◆ TASK DETAILS
In your copy, leave out the pictures; write out all the data exactly.

————

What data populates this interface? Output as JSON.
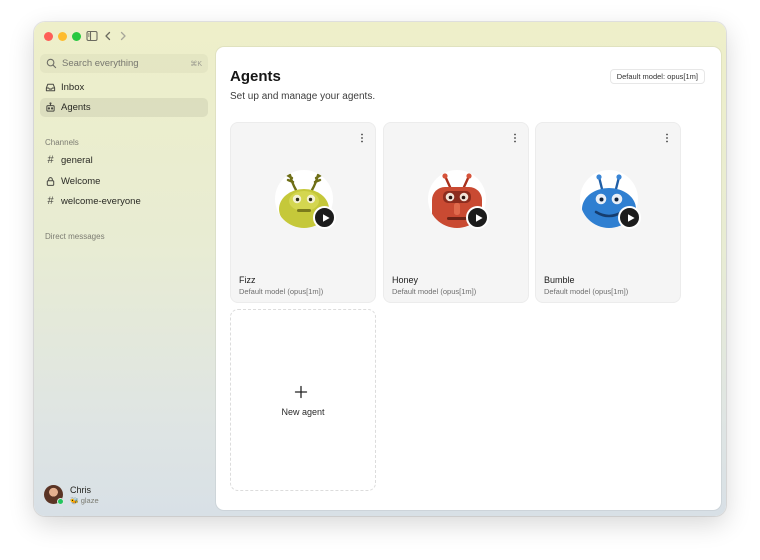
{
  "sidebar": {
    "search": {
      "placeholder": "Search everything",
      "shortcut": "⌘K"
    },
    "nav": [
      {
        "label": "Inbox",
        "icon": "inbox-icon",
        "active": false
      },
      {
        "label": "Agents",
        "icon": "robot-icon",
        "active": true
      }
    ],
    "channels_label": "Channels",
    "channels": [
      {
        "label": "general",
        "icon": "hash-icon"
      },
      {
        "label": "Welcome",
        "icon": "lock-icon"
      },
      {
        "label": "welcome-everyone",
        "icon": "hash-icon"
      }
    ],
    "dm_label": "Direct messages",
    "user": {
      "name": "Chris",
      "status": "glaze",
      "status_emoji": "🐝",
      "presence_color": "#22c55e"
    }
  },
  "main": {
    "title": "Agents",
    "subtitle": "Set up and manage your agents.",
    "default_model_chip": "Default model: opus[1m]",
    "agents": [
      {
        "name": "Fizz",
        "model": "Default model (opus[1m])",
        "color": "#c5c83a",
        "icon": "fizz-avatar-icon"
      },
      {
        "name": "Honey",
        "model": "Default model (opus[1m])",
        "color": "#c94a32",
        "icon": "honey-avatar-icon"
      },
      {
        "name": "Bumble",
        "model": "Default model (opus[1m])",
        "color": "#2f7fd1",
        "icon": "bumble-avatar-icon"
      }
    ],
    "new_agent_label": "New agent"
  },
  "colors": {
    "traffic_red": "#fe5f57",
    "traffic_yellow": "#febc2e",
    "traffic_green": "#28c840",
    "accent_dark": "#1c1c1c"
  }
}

————

◆ THE RESULT
What data populates this interface? Output as JSON.
{
  "sidebar": {
    "search": {
      "placeholder": "Search everything",
      "shortcut": "⌘K"
    },
    "nav": [
      {
        "label": "Inbox",
        "icon": "inbox-icon",
        "active": false
      },
      {
        "label": "Agents",
        "icon": "robot-icon",
        "active": true
      }
    ],
    "channels_label": "Channels",
    "channels": [
      {
        "label": "general",
        "icon": "hash-icon"
      },
      {
        "label": "Welcome",
        "icon": "lock-icon"
      },
      {
        "label": "welcome-everyone",
        "icon": "hash-icon"
      }
    ],
    "dm_label": "Direct messages",
    "user": {
      "name": "Chris",
      "status": "glaze",
      "status_emoji": "🐝",
      "presence_color": "#22c55e"
    }
  },
  "main": {
    "title": "Agents",
    "subtitle": "Set up and manage your agents.",
    "default_model_chip": "Default model: opus[1m]",
    "agents": [
      {
        "name": "Fizz",
        "model": "Default model (opus[1m])",
        "color": "#c5c83a",
        "icon": "fizz-avatar-icon"
      },
      {
        "name": "Honey",
        "model": "Default model (opus[1m])",
        "color": "#c94a32",
        "icon": "honey-avatar-icon"
      },
      {
        "name": "Bumble",
        "model": "Default model (opus[1m])",
        "color": "#2f7fd1",
        "icon": "bumble-avatar-icon"
      }
    ],
    "new_agent_label": "New agent"
  },
  "colors": {
    "traffic_red": "#fe5f57",
    "traffic_yellow": "#febc2e",
    "traffic_green": "#28c840",
    "accent_dark": "#1c1c1c"
  }
}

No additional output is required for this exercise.